Leave the pictures out, and retype all of the material exactly as written.

________________________________________

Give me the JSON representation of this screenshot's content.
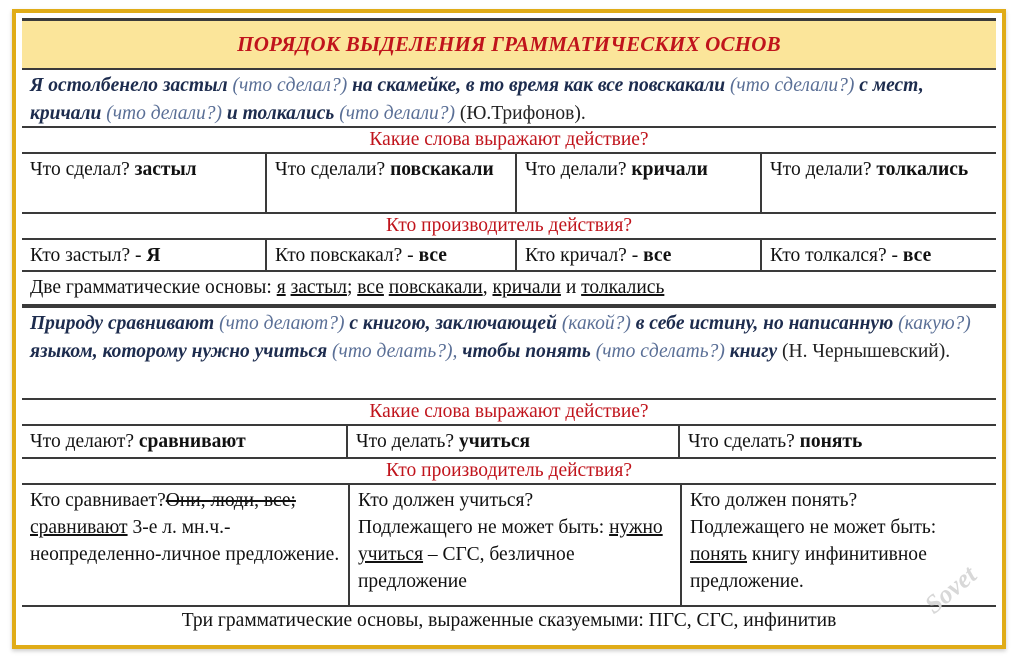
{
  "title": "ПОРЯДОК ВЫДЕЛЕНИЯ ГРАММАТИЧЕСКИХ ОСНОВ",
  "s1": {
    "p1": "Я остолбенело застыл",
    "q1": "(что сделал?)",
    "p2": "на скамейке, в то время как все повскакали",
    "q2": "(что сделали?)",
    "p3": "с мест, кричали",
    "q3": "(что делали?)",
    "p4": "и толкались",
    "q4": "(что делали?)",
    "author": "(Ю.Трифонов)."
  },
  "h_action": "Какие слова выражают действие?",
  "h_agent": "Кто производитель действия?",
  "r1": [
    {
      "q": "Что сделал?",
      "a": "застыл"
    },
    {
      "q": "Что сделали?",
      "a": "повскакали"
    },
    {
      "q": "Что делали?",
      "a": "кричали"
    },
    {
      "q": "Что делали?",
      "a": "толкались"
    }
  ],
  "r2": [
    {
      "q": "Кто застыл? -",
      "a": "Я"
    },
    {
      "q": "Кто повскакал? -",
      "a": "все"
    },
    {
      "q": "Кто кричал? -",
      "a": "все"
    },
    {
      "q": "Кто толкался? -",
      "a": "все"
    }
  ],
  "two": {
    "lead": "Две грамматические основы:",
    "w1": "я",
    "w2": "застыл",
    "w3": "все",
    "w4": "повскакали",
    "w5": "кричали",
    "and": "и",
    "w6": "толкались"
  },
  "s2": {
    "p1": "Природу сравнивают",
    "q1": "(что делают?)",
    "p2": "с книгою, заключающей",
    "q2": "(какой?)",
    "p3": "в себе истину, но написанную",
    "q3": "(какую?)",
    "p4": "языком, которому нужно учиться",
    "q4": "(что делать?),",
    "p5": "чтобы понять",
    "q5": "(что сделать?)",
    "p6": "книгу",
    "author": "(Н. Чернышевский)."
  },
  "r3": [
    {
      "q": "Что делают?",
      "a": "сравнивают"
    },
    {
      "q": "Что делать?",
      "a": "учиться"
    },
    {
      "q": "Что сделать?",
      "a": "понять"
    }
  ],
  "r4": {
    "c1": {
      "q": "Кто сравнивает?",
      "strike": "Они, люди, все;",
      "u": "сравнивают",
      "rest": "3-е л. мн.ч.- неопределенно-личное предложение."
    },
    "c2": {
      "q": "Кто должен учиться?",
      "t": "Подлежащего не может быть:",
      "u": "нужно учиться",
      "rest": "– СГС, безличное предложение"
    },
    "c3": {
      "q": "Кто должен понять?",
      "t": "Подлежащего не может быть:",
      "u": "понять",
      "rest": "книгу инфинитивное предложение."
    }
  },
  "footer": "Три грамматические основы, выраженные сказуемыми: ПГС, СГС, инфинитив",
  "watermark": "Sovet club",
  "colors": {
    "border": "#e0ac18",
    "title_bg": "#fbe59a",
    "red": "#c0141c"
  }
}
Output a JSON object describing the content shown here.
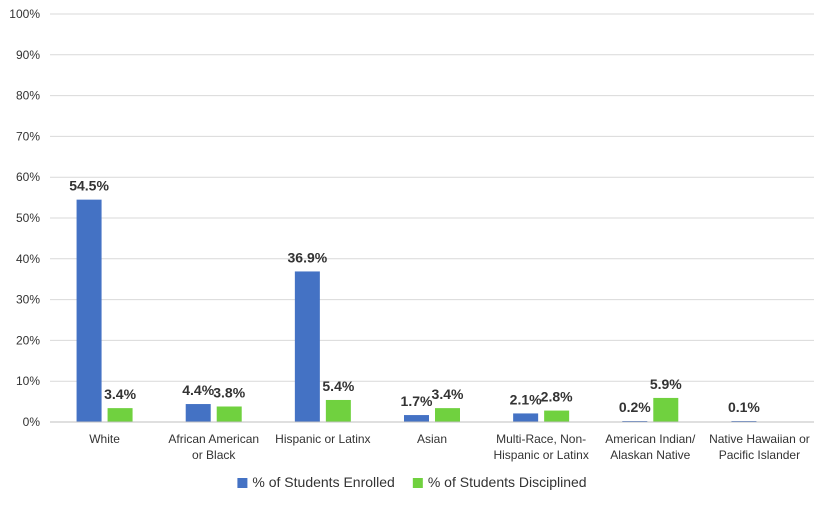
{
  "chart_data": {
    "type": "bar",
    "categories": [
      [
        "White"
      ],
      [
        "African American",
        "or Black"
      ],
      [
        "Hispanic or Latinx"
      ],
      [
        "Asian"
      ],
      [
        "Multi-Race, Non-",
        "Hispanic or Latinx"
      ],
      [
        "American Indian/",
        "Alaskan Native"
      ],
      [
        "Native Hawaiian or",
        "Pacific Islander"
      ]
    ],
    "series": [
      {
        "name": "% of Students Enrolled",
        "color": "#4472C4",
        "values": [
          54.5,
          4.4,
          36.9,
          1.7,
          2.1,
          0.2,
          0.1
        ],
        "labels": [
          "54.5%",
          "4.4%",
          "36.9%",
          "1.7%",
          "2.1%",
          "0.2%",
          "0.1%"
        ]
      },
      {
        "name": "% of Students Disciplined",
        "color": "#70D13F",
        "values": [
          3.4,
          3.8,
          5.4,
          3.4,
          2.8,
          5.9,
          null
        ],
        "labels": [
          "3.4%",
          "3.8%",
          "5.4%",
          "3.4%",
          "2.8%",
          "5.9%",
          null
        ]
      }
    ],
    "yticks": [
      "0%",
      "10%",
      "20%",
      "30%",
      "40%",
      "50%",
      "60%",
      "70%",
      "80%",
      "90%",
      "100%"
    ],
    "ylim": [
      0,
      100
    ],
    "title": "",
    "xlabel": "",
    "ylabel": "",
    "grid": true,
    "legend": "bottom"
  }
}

________________________________________

● **Reply**:
Give me the JSON representation of this screenshot's content.
{
  "title": "ПОРЯДОК ВЫДЕЛЕНИЯ ГРАММАТИЧЕСКИХ ОСНОВ",
  "s1": {
    "p1": "Я остолбенело застыл",
    "q1": "(что сделал?)",
    "p2": "на скамейке, в то время как все повскакали",
    "q2": "(что сделали?)",
    "p3": "с мест, кричали",
    "q3": "(что делали?)",
    "p4": "и толкались",
    "q4": "(что делали?)",
    "author": "(Ю.Трифонов)."
  },
  "h_action": "Какие слова выражают действие?",
  "h_agent": "Кто производитель действия?",
  "r1": [
    {
      "q": "Что сделал?",
      "a": "застыл"
    },
    {
      "q": "Что сделали?",
      "a": "повскакали"
    },
    {
      "q": "Что делали?",
      "a": "кричали"
    },
    {
      "q": "Что делали?",
      "a": "толкались"
    }
  ],
  "r2": [
    {
      "q": "Кто застыл? -",
      "a": "Я"
    },
    {
      "q": "Кто повскакал? -",
      "a": "все"
    },
    {
      "q": "Кто кричал? -",
      "a": "все"
    },
    {
      "q": "Кто толкался? -",
      "a": "все"
    }
  ],
  "two": {
    "lead": "Две грамматические основы:",
    "w1": "я",
    "w2": "застыл",
    "w3": "все",
    "w4": "повскакали",
    "w5": "кричали",
    "and": "и",
    "w6": "толкались"
  },
  "s2": {
    "p1": "Природу сравнивают",
    "q1": "(что делают?)",
    "p2": "с книгою, заключающей",
    "q2": "(какой?)",
    "p3": "в себе истину, но написанную",
    "q3": "(какую?)",
    "p4": "языком, которому нужно учиться",
    "q4": "(что делать?),",
    "p5": "чтобы понять",
    "q5": "(что сделать?)",
    "p6": "книгу",
    "author": "(Н. Чернышевский)."
  },
  "r3": [
    {
      "q": "Что делают?",
      "a": "сравнивают"
    },
    {
      "q": "Что делать?",
      "a": "учиться"
    },
    {
      "q": "Что сделать?",
      "a": "понять"
    }
  ],
  "r4": {
    "c1": {
      "q": "Кто сравнивает?",
      "strike": "Они, люди, все;",
      "u": "сравнивают",
      "rest": "3-е л. мн.ч.- неопределенно-личное предложение."
    },
    "c2": {
      "q": "Кто должен учиться?",
      "t": "Подлежащего не может быть:",
      "u": "нужно учиться",
      "rest": "– СГС, безличное предложение"
    },
    "c3": {
      "q": "Кто должен понять?",
      "t": "Подлежащего не может быть:",
      "u": "понять",
      "rest": "книгу инфинитивное предложение."
    }
  },
  "footer": "Три грамматические основы, выраженные сказуемыми: ПГС, СГС, инфинитив",
  "watermark": "Sovet club",
  "colors": {
    "border": "#e0ac18",
    "title_bg": "#fbe59a",
    "red": "#c0141c"
  }
}
Output a JSON object describing the content shown here.
{
  "chart_data": {
    "type": "bar",
    "categories": [
      [
        "White"
      ],
      [
        "African American",
        "or Black"
      ],
      [
        "Hispanic or Latinx"
      ],
      [
        "Asian"
      ],
      [
        "Multi-Race, Non-",
        "Hispanic or Latinx"
      ],
      [
        "American Indian/",
        "Alaskan Native"
      ],
      [
        "Native Hawaiian or",
        "Pacific Islander"
      ]
    ],
    "series": [
      {
        "name": "% of Students Enrolled",
        "color": "#4472C4",
        "values": [
          54.5,
          4.4,
          36.9,
          1.7,
          2.1,
          0.2,
          0.1
        ],
        "labels": [
          "54.5%",
          "4.4%",
          "36.9%",
          "1.7%",
          "2.1%",
          "0.2%",
          "0.1%"
        ]
      },
      {
        "name": "% of Students Disciplined",
        "color": "#70D13F",
        "values": [
          3.4,
          3.8,
          5.4,
          3.4,
          2.8,
          5.9,
          null
        ],
        "labels": [
          "3.4%",
          "3.8%",
          "5.4%",
          "3.4%",
          "2.8%",
          "5.9%",
          null
        ]
      }
    ],
    "yticks": [
      "0%",
      "10%",
      "20%",
      "30%",
      "40%",
      "50%",
      "60%",
      "70%",
      "80%",
      "90%",
      "100%"
    ],
    "ylim": [
      0,
      100
    ],
    "title": "",
    "xlabel": "",
    "ylabel": "",
    "grid": true,
    "legend": "bottom"
  }
}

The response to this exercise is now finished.